====== DATA PROVIDED ======

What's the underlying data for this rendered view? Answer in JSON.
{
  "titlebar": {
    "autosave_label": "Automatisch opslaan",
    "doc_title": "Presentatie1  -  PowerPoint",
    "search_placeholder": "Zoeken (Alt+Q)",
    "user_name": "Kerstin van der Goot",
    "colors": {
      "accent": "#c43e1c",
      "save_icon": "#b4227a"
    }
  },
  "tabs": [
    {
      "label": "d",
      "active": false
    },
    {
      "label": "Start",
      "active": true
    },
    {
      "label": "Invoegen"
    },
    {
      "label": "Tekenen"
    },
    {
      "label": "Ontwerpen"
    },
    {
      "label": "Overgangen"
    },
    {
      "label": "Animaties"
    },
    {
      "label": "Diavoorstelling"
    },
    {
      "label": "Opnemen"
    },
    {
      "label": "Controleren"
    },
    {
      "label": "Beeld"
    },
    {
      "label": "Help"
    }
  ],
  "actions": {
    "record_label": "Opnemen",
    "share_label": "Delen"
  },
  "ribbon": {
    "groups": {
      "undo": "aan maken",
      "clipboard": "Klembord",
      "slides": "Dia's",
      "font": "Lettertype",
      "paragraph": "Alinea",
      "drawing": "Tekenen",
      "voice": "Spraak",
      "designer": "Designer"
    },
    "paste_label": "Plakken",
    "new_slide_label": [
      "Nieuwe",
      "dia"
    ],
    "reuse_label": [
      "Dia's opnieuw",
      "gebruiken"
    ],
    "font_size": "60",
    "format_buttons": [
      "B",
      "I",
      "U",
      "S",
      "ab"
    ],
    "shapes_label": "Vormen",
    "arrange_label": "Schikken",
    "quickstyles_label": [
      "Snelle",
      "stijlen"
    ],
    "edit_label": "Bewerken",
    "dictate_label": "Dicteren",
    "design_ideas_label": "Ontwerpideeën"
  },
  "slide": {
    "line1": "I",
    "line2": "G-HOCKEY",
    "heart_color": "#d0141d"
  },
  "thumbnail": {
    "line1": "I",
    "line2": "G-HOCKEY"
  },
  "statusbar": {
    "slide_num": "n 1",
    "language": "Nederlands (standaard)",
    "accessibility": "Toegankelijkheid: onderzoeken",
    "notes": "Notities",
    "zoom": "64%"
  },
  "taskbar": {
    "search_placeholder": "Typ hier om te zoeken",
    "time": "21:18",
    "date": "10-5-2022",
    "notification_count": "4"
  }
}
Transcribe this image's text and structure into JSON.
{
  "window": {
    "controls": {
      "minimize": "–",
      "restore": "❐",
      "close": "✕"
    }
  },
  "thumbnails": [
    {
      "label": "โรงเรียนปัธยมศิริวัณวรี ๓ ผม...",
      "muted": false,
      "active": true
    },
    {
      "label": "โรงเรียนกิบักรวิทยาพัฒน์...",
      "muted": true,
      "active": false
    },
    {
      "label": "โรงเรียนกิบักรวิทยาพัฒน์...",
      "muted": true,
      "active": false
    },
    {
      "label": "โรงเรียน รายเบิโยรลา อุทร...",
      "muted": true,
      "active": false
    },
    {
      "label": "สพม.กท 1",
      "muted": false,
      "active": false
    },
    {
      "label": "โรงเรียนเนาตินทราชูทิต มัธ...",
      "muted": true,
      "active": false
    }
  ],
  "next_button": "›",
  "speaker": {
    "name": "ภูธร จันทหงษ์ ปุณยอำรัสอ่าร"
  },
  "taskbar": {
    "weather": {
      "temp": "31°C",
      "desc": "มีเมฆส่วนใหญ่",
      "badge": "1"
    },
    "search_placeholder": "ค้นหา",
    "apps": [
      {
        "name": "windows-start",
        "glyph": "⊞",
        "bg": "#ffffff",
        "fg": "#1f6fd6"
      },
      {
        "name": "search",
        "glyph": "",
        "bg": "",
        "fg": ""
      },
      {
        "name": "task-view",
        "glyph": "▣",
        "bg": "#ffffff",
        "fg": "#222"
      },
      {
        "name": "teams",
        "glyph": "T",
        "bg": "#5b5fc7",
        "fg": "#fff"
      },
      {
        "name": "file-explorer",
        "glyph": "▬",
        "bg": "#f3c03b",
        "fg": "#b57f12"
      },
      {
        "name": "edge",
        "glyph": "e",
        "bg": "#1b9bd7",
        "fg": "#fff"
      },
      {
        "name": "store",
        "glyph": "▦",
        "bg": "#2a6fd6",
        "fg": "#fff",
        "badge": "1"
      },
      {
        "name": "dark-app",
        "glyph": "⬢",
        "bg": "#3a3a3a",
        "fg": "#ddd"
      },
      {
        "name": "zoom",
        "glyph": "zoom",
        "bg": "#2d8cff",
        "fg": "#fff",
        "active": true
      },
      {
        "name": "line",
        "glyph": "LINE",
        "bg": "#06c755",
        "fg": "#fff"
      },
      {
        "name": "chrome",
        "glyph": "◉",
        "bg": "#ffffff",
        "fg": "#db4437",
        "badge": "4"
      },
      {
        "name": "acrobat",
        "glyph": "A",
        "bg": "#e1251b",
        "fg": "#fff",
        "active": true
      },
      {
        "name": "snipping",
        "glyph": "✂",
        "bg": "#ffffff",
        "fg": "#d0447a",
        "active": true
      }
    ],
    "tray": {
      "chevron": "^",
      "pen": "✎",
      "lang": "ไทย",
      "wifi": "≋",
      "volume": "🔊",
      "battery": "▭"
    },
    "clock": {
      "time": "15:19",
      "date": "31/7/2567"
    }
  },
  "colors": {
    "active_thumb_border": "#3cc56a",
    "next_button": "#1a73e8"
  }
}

======

WHAT THE TASK REQUIRES
Please list every line of the records that contains "view".

TASK RESPONSE
What's the underlying data for this rendered view? Answer in JSON.
        "name": "task-view",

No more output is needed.